__Written instruction__
Copy out the lines below word for word, beginning with the line containing "pen-type-normal[interactable]: ノーマル (93, 67, 147, 88)" and continuing through the line containing "current-color-swatch (52, 148, 74, 170)", both included.

[Records from a dataset]
•••••
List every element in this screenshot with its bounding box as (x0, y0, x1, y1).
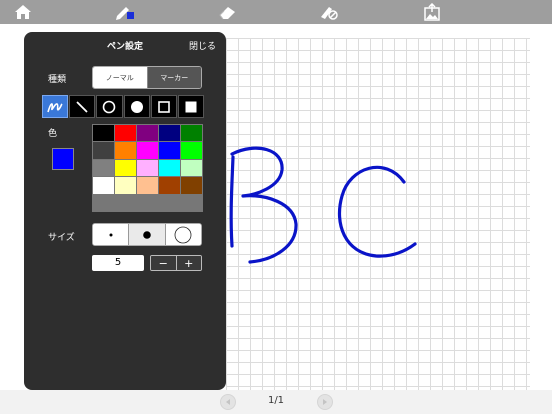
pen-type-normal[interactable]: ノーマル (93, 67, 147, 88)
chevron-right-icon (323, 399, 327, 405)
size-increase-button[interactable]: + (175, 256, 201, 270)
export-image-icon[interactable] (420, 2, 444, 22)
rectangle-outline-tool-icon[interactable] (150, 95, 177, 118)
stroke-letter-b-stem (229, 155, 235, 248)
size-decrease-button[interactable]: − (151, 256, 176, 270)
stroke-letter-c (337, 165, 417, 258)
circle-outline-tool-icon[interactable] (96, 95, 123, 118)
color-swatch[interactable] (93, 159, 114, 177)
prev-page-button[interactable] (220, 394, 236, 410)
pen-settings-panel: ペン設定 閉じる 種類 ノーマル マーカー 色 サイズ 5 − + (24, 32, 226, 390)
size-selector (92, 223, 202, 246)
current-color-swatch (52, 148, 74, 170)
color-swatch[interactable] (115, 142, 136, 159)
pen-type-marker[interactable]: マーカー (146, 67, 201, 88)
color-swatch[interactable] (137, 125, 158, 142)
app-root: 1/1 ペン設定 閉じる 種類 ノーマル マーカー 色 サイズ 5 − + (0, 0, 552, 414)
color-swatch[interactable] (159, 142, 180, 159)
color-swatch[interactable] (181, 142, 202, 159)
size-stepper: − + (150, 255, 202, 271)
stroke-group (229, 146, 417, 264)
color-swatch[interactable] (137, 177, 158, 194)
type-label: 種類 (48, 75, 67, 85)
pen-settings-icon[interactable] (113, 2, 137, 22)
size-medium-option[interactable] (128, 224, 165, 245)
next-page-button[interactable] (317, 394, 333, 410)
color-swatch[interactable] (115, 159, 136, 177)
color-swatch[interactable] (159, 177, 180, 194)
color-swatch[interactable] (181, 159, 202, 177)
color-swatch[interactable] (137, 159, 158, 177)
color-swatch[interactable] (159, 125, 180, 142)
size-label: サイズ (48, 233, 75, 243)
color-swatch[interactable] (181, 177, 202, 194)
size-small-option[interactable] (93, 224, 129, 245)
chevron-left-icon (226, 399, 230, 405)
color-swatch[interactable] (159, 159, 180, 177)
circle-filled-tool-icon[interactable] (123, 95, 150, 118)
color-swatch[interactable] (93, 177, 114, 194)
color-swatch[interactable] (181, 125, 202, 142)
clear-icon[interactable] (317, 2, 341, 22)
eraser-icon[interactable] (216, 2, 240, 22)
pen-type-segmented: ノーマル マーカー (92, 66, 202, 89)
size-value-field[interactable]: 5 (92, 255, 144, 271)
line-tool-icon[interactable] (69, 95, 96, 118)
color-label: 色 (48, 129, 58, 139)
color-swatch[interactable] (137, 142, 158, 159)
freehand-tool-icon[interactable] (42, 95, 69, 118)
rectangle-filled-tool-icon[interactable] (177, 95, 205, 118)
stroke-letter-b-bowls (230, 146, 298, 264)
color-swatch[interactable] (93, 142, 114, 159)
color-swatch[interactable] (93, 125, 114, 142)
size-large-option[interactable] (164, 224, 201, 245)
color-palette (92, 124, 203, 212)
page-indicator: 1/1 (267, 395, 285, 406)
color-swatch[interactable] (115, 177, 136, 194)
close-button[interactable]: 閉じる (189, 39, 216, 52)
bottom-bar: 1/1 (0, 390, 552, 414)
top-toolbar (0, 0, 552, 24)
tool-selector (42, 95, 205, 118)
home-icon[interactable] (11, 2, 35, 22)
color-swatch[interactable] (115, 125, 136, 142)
•••••
__Solved problem__
pen-type-normal[interactable]: ノーマル (93, 67, 147, 88)
chevron-right-icon (323, 399, 327, 405)
size-increase-button[interactable]: + (175, 256, 201, 270)
export-image-icon[interactable] (420, 2, 444, 22)
rectangle-outline-tool-icon[interactable] (150, 95, 177, 118)
stroke-letter-b-stem (229, 155, 235, 248)
size-decrease-button[interactable]: − (151, 256, 176, 270)
stroke-letter-c (337, 165, 417, 258)
circle-outline-tool-icon[interactable] (96, 95, 123, 118)
color-swatch[interactable] (93, 159, 114, 177)
prev-page-button[interactable] (220, 394, 236, 410)
pen-settings-panel: ペン設定 閉じる 種類 ノーマル マーカー 色 サイズ 5 − + (24, 32, 226, 390)
size-selector (92, 223, 202, 246)
current-color-swatch (52, 148, 74, 170)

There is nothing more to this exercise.